■ Direction 1 ■
List every time of day that appears in the email thread about Safari's VSIZE.

■ Excerpt provided ■
--- Start ---

On Aug 10, 2010, at 12:02 PM, Jonathon Kuo wrote:

> On Aug 10, 2010, at 10:55 AM, objectwerks inc wrote:
>> 
>> On Aug 10, 2010, at 11:48 AM, Jonathon Kuo wrote:
>> 
>>>> 
>>> So why does Safari blow when its VSIZE gets too large?
>>> 
>> 
>> If you have too many things loaded up it is keeping part of it on disk so 
>> when you access things on disk continually it slows things down.
>> 
>> But the actual VSIZE is irrelevant and does not tell you much about the 
>> problem except as a big picture thing.  What I am trying to say is that the 
>> actual values and their size don't tell you that much as you have no idea 
>> how much if that is libraries, and how much user data.
> 
> Agreed, but then why does the size increase monotonically?

--- End ---

■ Direction 2 ■
Please rewrite the listing from its start through the line with "The drive wheel 63b is at (697, 488).", changing "schematically illustrates" to "depicts in schematic form" and keeping everything else the same. Leave out the pictures.

■ Stored entries ■
--- Start ---

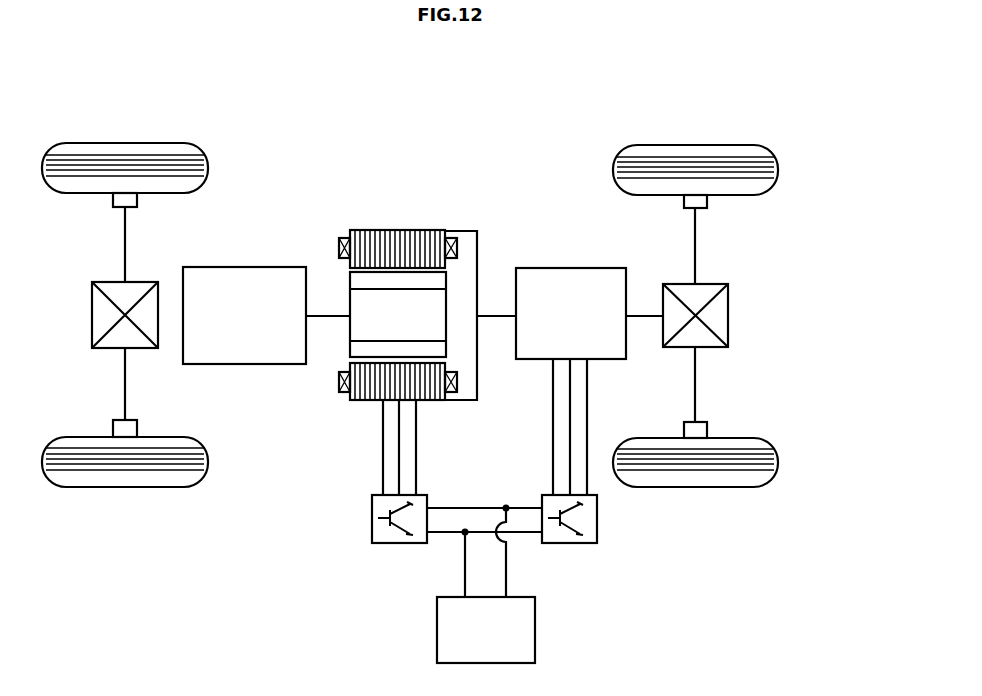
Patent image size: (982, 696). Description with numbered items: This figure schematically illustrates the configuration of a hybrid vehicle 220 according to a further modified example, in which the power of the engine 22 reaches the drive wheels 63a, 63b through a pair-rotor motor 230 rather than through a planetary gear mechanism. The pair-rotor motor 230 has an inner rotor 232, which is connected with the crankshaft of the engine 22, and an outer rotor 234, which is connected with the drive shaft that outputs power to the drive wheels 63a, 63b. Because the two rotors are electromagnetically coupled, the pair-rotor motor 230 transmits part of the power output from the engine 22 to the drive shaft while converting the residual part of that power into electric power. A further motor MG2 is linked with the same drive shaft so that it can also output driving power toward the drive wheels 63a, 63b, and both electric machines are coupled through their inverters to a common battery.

The hybrid vehicle 220 is at (336, 108).
The engine 22 is at (247, 267).
The pair-rotor motor 230 is at (408, 172).
The inner rotor 232 is at (350, 300).
The outer rotor 234 is at (433, 230).
The motor MG2 is at (572, 268).
The drive wheel 63a is at (697, 145).
The drive wheel 63b is at (697, 488).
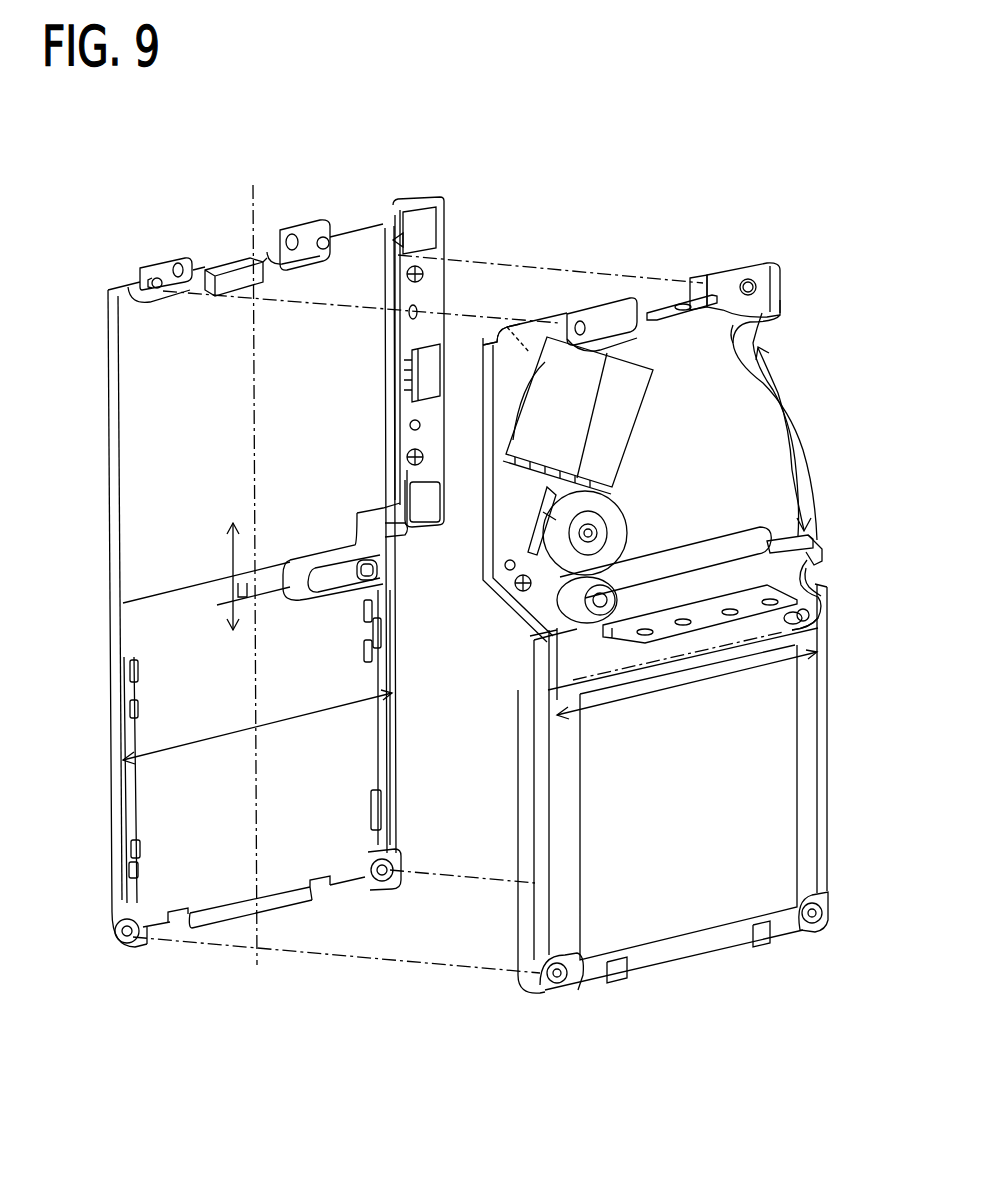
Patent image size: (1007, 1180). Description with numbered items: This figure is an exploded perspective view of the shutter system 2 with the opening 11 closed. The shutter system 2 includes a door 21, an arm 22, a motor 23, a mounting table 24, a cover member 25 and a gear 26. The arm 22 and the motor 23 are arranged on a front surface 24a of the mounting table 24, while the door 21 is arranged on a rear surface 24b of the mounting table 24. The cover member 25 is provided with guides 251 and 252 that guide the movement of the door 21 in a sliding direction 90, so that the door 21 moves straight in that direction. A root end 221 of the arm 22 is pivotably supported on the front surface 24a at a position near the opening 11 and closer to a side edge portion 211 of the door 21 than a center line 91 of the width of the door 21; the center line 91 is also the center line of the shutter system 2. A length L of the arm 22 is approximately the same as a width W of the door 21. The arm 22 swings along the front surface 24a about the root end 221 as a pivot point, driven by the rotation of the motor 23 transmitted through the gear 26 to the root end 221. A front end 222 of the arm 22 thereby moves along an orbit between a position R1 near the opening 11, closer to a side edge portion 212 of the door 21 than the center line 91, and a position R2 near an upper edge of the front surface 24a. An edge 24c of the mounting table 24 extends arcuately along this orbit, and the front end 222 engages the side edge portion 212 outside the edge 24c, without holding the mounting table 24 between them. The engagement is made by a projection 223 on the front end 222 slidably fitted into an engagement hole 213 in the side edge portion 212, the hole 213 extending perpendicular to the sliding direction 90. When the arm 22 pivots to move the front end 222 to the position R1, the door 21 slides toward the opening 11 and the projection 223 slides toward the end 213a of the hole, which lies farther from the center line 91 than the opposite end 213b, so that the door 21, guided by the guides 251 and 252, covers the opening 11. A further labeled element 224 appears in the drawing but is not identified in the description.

The shutter system 2 is at (743, 243).
The opening 11 is at (517, 887).
The door 21 is at (323, 848).
The arm 22 is at (717, 572).
The motor 23 is at (563, 360).
The mounting table 24 is at (690, 370).
The front surface 24a is at (740, 437).
The rear surface 24b is at (530, 357).
The edge 24c is at (773, 400).
The cover member 25 is at (148, 482).
The gear 26 is at (550, 520).
The sliding direction 90 is at (229, 554).
The center line 91 is at (256, 200).
The side edge portion 211 is at (124, 715).
The side edge portion 212 is at (380, 650).
The engagement hole 213 is at (320, 573).
The end 213a is at (385, 571).
The end 213b is at (299, 600).
The root end 221 is at (563, 607).
The front end 222 is at (792, 583).
The projection 223 is at (787, 618).
The tab 224 is at (790, 538).
The guide 251 is at (112, 522).
The guide 252 is at (384, 397).
The position R1 is at (793, 627).
The position R2 is at (748, 334).
The length L is at (687, 686).
The width W is at (257, 729).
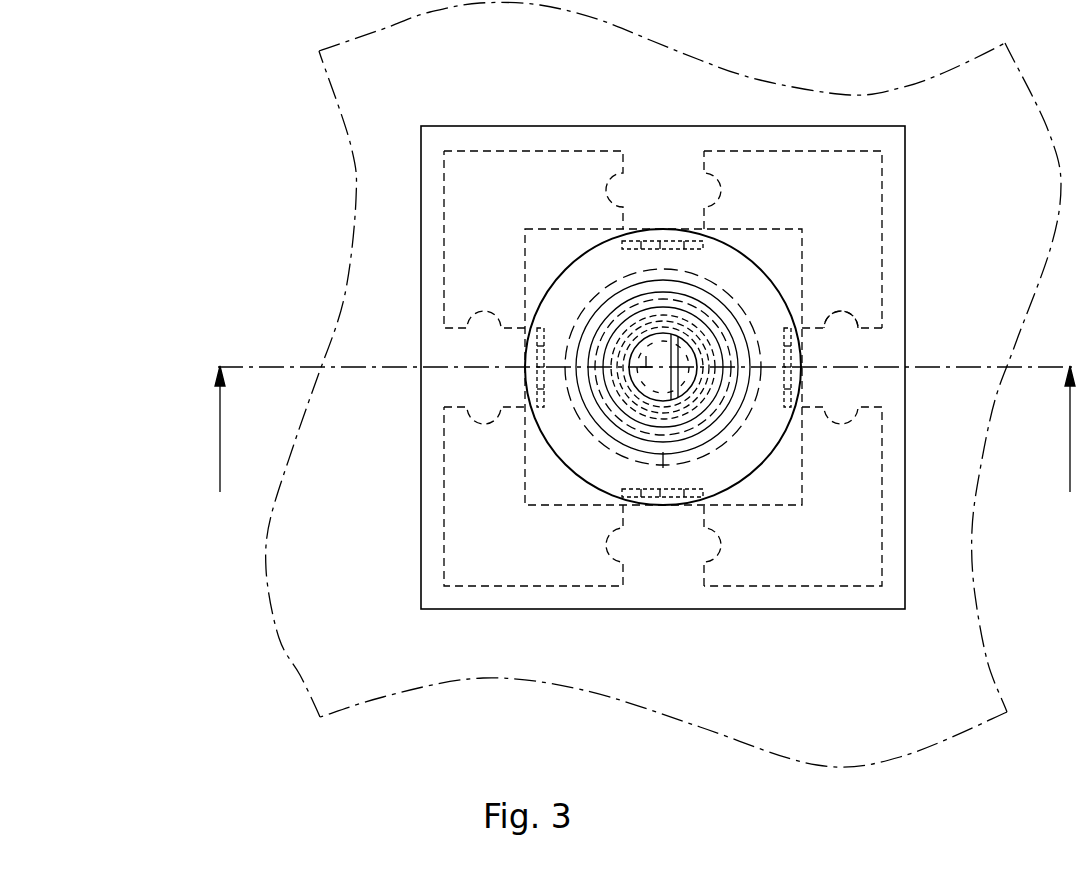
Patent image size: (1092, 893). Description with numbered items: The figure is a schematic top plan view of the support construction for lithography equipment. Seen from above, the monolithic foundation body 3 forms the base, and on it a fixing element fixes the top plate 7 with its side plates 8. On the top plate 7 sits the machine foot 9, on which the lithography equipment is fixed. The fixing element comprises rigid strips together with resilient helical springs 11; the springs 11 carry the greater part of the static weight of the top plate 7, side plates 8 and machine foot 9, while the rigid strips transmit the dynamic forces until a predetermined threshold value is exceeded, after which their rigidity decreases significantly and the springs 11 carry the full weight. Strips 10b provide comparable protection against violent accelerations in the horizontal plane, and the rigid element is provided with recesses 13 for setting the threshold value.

The monolithic foundation body 3 is at (1000, 203).
The top plate 7 is at (847, 543).
The side plates 8 is at (891, 240).
The machine foot 9 is at (733, 273).
The strips 10b is at (868, 343).
The helical springs 11 is at (603, 306).
The recesses 13 is at (903, 299).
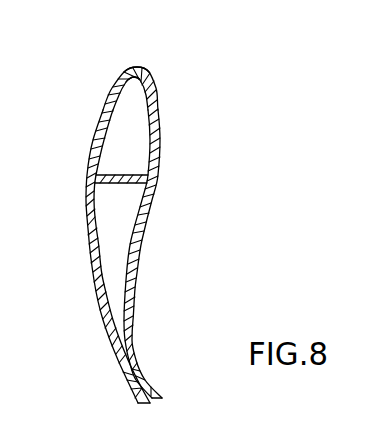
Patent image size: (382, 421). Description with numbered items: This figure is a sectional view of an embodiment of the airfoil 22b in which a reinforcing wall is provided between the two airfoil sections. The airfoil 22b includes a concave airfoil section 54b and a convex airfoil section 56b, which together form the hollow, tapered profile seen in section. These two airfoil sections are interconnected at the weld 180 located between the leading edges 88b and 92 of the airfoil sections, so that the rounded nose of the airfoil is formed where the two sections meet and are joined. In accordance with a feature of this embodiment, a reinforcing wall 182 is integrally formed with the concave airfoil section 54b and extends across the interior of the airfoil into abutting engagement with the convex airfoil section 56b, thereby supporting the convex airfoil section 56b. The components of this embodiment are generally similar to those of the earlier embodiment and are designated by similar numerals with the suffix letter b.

The airfoil 22b is at (182, 207).
The concave airfoil section 54b is at (140, 260).
The convex airfoil section 56b is at (90, 252).
The leading edge 88b is at (140, 74).
The leading edge 92 is at (133, 74).
The weld 180 is at (137, 70).
The reinforcing wall 182 is at (130, 176).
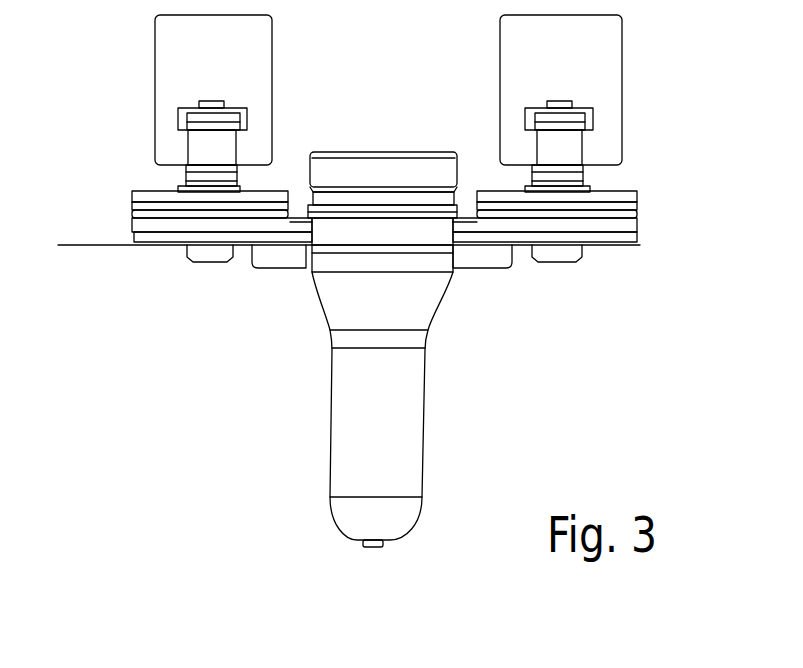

--- End ---

■ Task solution 1 ■
12:02 PM, 10:55 AM, 11:48 AM

■ Task solution 2 ■
Patent image size: (982, 696). Description with numbered items: This figure depicts in schematic form the configuration of a hybrid vehicle 220 according to a further modified example, in which the power of the engine 22 reaches the drive wheels 63a, 63b through a pair-rotor motor 230 rather than through a planetary gear mechanism. The pair-rotor motor 230 has an inner rotor 232, which is connected with the crankshaft of the engine 22, and an outer rotor 234, which is connected with the drive shaft that outputs power to the drive wheels 63a, 63b. Because the two rotors are electromagnetically coupled, the pair-rotor motor 230 transmits part of the power output from the engine 22 to the drive shaft while converting the residual part of that power into electric power. A further motor MG2 is linked with the same drive shaft so that it can also output driving power toward the drive wheels 63a, 63b, and both electric machines are coupled through their inverters to a common battery.

The hybrid vehicle 220 is at (336, 108).
The engine 22 is at (247, 267).
The pair-rotor motor 230 is at (408, 172).
The inner rotor 232 is at (350, 300).
The outer rotor 234 is at (433, 230).
The motor MG2 is at (572, 268).
The drive wheel 63a is at (697, 145).
The drive wheel 63b is at (697, 488).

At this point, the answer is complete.